* _RECORDS FOR THE TASK_
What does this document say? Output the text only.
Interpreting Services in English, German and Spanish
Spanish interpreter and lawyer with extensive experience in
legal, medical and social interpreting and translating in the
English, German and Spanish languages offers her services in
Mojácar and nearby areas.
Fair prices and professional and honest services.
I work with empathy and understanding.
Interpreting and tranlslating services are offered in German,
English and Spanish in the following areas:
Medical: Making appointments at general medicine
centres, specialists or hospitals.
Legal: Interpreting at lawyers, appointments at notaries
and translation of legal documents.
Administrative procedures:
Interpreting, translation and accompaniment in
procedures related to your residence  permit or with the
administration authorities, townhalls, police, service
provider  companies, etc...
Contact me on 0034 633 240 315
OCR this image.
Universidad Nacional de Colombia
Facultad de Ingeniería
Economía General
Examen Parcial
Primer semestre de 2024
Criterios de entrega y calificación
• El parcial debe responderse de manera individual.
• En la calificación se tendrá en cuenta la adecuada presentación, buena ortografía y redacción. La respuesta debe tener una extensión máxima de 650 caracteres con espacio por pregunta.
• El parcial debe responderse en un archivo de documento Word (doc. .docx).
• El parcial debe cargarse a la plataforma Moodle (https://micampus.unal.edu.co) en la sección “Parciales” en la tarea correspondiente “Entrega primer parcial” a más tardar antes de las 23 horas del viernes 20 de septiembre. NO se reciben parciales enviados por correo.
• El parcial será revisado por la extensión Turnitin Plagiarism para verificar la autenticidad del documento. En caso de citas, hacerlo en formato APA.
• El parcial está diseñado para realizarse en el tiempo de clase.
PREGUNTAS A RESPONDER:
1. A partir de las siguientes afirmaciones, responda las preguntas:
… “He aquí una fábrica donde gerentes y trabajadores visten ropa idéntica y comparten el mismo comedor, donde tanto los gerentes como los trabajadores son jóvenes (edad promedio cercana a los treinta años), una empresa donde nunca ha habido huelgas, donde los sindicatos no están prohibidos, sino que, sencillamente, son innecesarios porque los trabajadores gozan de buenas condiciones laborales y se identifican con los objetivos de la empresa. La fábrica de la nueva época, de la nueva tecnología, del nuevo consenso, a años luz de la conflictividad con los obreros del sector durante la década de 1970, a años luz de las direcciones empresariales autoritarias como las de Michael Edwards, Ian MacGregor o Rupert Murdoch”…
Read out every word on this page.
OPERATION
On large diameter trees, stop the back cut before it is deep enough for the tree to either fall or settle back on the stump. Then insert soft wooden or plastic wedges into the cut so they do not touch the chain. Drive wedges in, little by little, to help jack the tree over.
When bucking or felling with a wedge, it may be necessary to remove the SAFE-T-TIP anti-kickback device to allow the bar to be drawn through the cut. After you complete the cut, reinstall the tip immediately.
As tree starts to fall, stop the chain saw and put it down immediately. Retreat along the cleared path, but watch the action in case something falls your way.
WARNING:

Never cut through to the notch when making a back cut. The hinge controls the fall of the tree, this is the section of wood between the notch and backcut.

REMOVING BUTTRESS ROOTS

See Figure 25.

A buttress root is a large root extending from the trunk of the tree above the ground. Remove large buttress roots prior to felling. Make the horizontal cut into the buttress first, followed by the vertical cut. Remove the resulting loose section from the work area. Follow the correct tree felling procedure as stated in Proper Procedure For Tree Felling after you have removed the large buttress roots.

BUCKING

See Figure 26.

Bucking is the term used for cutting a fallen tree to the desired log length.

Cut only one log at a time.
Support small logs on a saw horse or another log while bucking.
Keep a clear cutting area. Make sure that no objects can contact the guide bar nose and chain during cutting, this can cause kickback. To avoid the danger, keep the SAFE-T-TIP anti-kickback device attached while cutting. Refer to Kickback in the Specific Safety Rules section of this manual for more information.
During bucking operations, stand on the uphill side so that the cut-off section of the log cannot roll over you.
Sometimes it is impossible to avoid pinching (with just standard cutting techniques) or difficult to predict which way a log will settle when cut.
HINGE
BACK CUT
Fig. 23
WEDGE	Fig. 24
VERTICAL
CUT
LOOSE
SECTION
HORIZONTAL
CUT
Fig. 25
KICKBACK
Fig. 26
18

* _TASK INSTRUCTIONS_
Write down the full listing again, exactly.

* _WRITTEN REPLY_
What does this document say? Output the text only.
Interpreting Services in English, German and Spanish
Spanish interpreter and lawyer with extensive experience in
legal, medical and social interpreting and translating in the
English, German and Spanish languages offers her services in
Mojácar and nearby areas.
Fair prices and professional and honest services.
I work with empathy and understanding.
Interpreting and tranlslating services are offered in German,
English and Spanish in the following areas:
Medical: Making appointments at general medicine
centres, specialists or hospitals.
Legal: Interpreting at lawyers, appointments at notaries
and translation of legal documents.
Administrative procedures:
Interpreting, translation and accompaniment in
procedures related to your residence  permit or with the
administration authorities, townhalls, police, service
provider  companies, etc...
Contact me on 0034 633 240 315
OCR this image.
Universidad Nacional de Colombia
Facultad de Ingeniería
Economía General
Examen Parcial
Primer semestre de 2024
Criterios de entrega y calificación
• El parcial debe responderse de manera individual.
• En la calificación se tendrá en cuenta la adecuada presentación, buena ortografía y redacción. La respuesta debe tener una extensión máxima de 650 caracteres con espacio por pregunta.
• El parcial debe responderse en un archivo de documento Word (doc. .docx).
• El parcial debe cargarse a la plataforma Moodle (https://micampus.unal.edu.co) en la sección “Parciales” en la tarea correspondiente “Entrega primer parcial” a más tardar antes de las 23 horas del viernes 20 de septiembre. NO se reciben parciales enviados por correo.
• El parcial será revisado por la extensión Turnitin Plagiarism para verificar la autenticidad del documento. En caso de citas, hacerlo en formato APA.
• El parcial está diseñado para realizarse en el tiempo de clase.
PREGUNTAS A RESPONDER:
1. A partir de las siguientes afirmaciones, responda las preguntas:
… “He aquí una fábrica donde gerentes y trabajadores visten ropa idéntica y comparten el mismo comedor, donde tanto los gerentes como los trabajadores son jóvenes (edad promedio cercana a los treinta años), una empresa donde nunca ha habido huelgas, donde los sindicatos no están prohibidos, sino que, sencillamente, son innecesarios porque los trabajadores gozan de buenas condiciones laborales y se identifican con los objetivos de la empresa. La fábrica de la nueva época, de la nueva tecnología, del nuevo consenso, a años luz de la conflictividad con los obreros del sector durante la década de 1970, a años luz de las direcciones empresariales autoritarias como las de Michael Edwards, Ian MacGregor o Rupert Murdoch”…
Read out every word on this page.
OPERATION
On large diameter trees, stop the back cut before it is deep enough for the tree to either fall or settle back on the stump. Then insert soft wooden or plastic wedges into the cut so they do not touch the chain. Drive wedges in, little by little, to help jack the tree over.
When bucking or felling with a wedge, it may be necessary to remove the SAFE-T-TIP anti-kickback device to allow the bar to be drawn through the cut. After you complete the cut, reinstall the tip immediately.
As tree starts to fall, stop the chain saw and put it down immediately. Retreat along the cleared path, but watch the action in case something falls your way.
WARNING:

Never cut through to the notch when making a back cut. The hinge controls the fall of the tree, this is the section of wood between the notch and backcut.

REMOVING BUTTRESS ROOTS

See Figure 25.

A buttress root is a large root extending from the trunk of the tree above the ground. Remove large buttress roots prior to felling. Make the horizontal cut into the buttress first, followed by the vertical cut. Remove the resulting loose section from the work area. Follow the correct tree felling procedure as stated in Proper Procedure For Tree Felling after you have removed the large buttress roots.

BUCKING

See Figure 26.

Bucking is the term used for cutting a fallen tree to the desired log length.

Cut only one log at a time.
Support small logs on a saw horse or another log while bucking.
Keep a clear cutting area. Make sure that no objects can contact the guide bar nose and chain during cutting, this can cause kickback. To avoid the danger, keep the SAFE-T-TIP anti-kickback device attached while cutting. Refer to Kickback in the Specific Safety Rules section of this manual for more information.
During bucking operations, stand on the uphill side so that the cut-off section of the log cannot roll over you.
Sometimes it is impossible to avoid pinching (with just standard cutting techniques) or difficult to predict which way a log will settle when cut.
HINGE
BACK CUT
Fig. 23
WEDGE	Fig. 24
VERTICAL
CUT
LOOSE
SECTION
HORIZONTAL
CUT
Fig. 25
KICKBACK
Fig. 26
18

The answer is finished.